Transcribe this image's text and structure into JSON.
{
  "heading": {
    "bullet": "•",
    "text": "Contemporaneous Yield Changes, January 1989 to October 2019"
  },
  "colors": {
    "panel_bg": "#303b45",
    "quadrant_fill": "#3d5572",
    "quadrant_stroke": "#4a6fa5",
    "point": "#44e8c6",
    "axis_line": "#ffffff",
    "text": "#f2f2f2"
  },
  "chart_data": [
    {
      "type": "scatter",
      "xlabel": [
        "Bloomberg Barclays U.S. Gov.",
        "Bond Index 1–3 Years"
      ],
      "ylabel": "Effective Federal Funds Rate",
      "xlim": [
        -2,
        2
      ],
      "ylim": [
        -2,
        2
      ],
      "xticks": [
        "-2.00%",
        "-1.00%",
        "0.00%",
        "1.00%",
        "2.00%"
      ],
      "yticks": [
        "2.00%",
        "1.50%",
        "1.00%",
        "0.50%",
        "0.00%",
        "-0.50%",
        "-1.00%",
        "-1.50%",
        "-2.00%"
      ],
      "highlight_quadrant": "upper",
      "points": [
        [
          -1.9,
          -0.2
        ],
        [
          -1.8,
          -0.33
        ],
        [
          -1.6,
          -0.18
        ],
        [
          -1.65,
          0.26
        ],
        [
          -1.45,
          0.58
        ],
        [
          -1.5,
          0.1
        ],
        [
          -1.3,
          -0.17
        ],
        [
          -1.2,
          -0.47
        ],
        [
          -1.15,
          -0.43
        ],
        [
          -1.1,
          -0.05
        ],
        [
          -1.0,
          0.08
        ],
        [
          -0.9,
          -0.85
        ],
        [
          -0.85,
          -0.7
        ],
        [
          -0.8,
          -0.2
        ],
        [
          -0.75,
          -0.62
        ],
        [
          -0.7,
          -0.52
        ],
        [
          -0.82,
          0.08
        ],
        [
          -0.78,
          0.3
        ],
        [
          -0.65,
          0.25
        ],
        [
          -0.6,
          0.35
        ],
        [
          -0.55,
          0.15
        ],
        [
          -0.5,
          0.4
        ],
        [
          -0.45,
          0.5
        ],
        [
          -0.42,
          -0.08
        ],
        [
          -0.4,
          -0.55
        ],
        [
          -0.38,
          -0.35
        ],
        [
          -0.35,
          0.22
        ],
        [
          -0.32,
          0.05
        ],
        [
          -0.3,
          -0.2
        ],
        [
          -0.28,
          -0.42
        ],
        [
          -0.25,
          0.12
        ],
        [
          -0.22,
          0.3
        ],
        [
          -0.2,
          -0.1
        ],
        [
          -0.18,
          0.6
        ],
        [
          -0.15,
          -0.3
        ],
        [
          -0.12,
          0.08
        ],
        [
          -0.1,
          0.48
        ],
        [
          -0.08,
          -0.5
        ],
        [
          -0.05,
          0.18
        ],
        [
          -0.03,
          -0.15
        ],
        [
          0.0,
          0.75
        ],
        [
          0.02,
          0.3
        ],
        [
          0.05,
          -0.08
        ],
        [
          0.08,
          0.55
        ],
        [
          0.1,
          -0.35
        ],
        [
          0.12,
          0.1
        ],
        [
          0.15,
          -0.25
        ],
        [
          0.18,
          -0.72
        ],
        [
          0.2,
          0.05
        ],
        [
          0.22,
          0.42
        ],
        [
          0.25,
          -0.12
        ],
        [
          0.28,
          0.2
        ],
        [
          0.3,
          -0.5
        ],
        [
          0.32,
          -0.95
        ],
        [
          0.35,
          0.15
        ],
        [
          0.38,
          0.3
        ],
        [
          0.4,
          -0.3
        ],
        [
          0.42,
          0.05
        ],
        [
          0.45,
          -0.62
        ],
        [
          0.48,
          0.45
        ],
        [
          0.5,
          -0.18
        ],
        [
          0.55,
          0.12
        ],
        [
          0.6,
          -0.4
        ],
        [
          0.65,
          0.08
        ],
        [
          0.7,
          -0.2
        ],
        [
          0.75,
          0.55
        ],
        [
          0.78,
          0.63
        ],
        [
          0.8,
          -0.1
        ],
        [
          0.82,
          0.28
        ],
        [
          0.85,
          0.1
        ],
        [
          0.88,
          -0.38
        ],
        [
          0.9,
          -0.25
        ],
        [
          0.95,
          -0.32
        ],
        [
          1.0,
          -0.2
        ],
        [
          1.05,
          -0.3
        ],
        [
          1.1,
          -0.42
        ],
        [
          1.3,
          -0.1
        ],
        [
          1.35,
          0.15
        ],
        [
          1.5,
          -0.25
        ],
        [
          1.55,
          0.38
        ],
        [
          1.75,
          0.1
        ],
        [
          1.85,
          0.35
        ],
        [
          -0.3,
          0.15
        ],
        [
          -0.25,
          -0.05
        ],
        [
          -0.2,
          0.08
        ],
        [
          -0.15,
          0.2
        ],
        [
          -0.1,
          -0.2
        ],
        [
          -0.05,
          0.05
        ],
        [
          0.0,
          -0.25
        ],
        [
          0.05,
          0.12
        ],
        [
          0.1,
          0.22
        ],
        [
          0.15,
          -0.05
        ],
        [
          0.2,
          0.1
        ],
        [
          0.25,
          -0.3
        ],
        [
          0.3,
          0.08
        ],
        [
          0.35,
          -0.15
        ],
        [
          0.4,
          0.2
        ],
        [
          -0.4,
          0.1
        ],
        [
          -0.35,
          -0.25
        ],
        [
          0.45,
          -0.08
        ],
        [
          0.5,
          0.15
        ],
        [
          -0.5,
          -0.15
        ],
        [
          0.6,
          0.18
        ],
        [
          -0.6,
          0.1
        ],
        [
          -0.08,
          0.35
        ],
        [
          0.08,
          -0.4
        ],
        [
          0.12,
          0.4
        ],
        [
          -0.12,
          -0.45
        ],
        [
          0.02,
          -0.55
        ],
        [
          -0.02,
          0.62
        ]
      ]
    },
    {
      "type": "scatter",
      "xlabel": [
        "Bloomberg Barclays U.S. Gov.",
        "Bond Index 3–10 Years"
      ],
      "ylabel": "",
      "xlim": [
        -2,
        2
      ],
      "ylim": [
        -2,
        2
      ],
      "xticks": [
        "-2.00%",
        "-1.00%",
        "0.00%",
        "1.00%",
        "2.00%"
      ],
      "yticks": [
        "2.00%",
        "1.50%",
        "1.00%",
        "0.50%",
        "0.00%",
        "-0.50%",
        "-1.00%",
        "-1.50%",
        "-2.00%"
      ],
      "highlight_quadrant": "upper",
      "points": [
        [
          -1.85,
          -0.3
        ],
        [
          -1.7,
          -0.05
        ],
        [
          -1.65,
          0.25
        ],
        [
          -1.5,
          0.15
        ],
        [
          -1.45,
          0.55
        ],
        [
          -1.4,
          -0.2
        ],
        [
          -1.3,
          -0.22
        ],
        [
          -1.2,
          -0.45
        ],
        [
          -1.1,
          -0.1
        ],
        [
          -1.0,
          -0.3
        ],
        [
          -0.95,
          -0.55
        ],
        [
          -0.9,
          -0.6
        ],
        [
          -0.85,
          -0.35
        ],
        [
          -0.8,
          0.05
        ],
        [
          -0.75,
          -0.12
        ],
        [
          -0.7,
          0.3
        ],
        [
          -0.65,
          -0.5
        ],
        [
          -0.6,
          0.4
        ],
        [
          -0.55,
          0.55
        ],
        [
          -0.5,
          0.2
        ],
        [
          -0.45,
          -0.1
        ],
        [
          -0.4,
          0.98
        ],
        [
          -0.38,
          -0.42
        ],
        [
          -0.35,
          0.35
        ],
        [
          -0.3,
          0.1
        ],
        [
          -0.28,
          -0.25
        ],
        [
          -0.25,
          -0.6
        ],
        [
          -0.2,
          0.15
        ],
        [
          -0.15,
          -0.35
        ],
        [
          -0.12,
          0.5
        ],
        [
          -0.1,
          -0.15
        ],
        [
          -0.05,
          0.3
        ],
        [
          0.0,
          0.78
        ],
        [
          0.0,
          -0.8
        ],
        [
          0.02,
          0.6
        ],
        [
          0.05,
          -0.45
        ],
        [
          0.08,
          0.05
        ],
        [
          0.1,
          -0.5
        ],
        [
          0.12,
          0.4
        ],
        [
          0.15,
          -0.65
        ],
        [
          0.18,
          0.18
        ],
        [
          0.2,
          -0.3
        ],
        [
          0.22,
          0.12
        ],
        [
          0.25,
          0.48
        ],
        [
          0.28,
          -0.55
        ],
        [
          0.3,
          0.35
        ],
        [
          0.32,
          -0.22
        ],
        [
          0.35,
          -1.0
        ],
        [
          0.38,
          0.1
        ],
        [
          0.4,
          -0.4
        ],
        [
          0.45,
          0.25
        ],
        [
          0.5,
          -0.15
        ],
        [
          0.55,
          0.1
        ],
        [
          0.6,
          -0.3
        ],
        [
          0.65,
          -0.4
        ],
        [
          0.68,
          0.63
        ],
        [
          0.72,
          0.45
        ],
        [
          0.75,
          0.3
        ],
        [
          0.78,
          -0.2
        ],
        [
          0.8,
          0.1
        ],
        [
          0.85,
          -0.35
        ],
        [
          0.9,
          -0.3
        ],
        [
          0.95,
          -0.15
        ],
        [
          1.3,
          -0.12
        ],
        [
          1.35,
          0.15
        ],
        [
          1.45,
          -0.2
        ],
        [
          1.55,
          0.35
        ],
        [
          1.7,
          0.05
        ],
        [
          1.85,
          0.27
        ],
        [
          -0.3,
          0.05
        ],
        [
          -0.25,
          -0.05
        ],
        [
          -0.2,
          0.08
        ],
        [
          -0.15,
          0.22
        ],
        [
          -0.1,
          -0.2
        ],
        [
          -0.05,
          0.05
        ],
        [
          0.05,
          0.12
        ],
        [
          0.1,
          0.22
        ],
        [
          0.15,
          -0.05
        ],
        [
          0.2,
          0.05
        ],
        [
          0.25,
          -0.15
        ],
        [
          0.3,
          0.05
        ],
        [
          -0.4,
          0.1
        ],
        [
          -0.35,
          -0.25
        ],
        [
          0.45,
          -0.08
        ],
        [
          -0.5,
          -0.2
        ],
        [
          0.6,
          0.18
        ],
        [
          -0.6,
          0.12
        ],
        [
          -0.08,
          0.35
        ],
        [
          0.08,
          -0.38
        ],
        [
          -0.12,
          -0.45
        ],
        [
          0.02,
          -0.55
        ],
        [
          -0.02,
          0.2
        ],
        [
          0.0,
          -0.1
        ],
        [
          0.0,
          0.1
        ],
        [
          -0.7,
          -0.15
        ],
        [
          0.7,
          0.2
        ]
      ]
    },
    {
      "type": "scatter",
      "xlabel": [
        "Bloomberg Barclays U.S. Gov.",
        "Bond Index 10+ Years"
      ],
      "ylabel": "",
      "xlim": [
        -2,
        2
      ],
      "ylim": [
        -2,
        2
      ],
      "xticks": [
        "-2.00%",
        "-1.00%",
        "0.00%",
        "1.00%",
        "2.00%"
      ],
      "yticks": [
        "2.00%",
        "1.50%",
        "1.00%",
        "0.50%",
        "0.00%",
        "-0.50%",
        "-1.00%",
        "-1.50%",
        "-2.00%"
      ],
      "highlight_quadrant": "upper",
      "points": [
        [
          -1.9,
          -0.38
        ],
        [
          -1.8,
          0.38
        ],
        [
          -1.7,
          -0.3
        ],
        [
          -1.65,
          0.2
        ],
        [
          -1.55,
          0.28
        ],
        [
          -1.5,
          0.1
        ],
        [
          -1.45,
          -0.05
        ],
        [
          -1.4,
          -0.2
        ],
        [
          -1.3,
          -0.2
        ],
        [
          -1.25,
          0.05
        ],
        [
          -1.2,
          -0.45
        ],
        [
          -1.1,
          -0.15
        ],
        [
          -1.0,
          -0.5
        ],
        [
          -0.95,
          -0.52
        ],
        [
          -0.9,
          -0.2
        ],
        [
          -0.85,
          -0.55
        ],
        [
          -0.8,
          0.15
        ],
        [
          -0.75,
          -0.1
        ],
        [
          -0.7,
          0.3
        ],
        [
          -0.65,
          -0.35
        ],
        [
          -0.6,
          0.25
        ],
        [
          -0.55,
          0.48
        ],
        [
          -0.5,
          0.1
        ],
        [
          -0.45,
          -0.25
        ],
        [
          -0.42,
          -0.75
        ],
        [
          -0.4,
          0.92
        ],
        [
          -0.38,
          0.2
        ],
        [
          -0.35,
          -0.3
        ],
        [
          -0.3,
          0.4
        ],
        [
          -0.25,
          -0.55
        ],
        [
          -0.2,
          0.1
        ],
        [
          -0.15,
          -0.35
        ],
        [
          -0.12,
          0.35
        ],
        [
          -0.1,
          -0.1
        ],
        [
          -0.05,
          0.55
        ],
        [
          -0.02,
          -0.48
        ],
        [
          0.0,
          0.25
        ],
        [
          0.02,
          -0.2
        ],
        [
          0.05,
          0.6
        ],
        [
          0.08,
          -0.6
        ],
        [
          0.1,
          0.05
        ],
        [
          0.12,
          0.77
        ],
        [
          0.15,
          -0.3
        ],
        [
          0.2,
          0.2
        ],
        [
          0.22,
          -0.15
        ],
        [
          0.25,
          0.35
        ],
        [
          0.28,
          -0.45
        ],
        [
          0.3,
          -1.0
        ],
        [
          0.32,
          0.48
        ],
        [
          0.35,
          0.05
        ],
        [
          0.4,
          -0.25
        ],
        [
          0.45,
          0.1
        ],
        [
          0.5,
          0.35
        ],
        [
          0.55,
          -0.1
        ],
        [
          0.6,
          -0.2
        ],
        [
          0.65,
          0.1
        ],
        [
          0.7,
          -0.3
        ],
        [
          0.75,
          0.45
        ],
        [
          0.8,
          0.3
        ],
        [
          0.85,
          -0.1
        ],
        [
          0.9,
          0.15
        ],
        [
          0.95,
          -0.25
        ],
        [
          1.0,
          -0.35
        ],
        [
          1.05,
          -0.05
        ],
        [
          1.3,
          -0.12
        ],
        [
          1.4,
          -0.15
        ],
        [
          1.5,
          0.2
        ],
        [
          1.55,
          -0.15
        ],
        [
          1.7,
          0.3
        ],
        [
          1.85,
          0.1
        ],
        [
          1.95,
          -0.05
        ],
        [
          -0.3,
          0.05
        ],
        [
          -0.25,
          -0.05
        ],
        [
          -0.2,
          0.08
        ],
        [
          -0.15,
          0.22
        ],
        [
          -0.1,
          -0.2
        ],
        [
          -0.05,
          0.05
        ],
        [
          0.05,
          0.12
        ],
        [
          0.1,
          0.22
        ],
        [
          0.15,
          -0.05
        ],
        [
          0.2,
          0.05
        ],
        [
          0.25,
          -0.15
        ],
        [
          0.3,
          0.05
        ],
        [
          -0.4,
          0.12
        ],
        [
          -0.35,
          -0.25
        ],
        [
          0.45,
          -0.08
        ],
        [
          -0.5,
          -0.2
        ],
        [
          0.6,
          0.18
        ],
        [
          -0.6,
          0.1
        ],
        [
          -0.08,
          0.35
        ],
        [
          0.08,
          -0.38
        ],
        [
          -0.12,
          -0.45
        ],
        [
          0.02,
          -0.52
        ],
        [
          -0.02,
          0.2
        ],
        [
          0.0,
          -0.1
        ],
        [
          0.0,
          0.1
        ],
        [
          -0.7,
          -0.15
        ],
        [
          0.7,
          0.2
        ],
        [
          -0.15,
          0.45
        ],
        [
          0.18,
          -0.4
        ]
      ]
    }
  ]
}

■ ■ ■ ■ ■

> [REQUEST] State the number of lines in these entries that include the string "text". Provide nothing beyond that number.

> [ANSWER TO THIS TASK] 3